[Stored data entries]
__________

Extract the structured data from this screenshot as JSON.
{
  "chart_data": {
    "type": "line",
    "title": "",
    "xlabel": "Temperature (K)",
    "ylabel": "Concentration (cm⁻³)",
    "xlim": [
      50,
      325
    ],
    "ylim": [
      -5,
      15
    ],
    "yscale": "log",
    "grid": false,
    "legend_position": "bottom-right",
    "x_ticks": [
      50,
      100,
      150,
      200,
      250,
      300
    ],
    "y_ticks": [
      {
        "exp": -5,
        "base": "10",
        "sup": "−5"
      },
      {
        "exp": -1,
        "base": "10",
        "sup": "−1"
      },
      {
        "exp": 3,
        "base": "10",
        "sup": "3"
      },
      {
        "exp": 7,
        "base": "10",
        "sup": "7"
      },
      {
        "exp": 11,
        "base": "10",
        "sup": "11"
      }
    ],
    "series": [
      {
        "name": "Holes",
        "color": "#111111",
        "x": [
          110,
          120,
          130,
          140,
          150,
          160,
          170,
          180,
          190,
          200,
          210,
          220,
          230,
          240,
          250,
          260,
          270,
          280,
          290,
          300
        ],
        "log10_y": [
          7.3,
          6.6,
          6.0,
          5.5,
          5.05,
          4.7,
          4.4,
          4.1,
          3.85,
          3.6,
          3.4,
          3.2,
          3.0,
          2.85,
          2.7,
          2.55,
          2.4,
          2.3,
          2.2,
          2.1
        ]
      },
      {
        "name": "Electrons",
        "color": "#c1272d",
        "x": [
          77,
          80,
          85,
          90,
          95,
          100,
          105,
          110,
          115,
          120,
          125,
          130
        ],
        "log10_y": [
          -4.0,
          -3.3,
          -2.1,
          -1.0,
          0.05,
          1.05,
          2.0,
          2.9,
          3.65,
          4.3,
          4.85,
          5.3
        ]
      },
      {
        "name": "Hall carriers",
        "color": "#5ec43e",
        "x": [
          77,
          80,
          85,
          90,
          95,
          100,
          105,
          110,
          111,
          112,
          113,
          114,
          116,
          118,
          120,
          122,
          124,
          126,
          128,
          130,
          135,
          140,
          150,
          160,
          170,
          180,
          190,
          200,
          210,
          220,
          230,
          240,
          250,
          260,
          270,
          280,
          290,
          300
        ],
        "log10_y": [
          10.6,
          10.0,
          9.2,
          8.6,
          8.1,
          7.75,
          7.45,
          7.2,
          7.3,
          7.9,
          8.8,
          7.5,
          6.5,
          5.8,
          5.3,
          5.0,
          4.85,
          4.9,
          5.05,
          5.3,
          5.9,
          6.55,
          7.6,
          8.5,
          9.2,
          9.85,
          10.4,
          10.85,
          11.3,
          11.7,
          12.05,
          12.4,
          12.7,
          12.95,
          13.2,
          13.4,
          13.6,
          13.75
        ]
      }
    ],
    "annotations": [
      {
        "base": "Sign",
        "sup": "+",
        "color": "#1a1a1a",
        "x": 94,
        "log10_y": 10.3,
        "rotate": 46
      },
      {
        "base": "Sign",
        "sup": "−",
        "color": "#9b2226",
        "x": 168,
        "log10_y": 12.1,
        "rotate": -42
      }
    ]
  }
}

__________

Task to carry out: Identify the lines of the entries containing the string "name". Copy each such line.

Answer to the problem:
        "name": "Holes",
        "name": "Electrons",
        "name": "Hall carriers",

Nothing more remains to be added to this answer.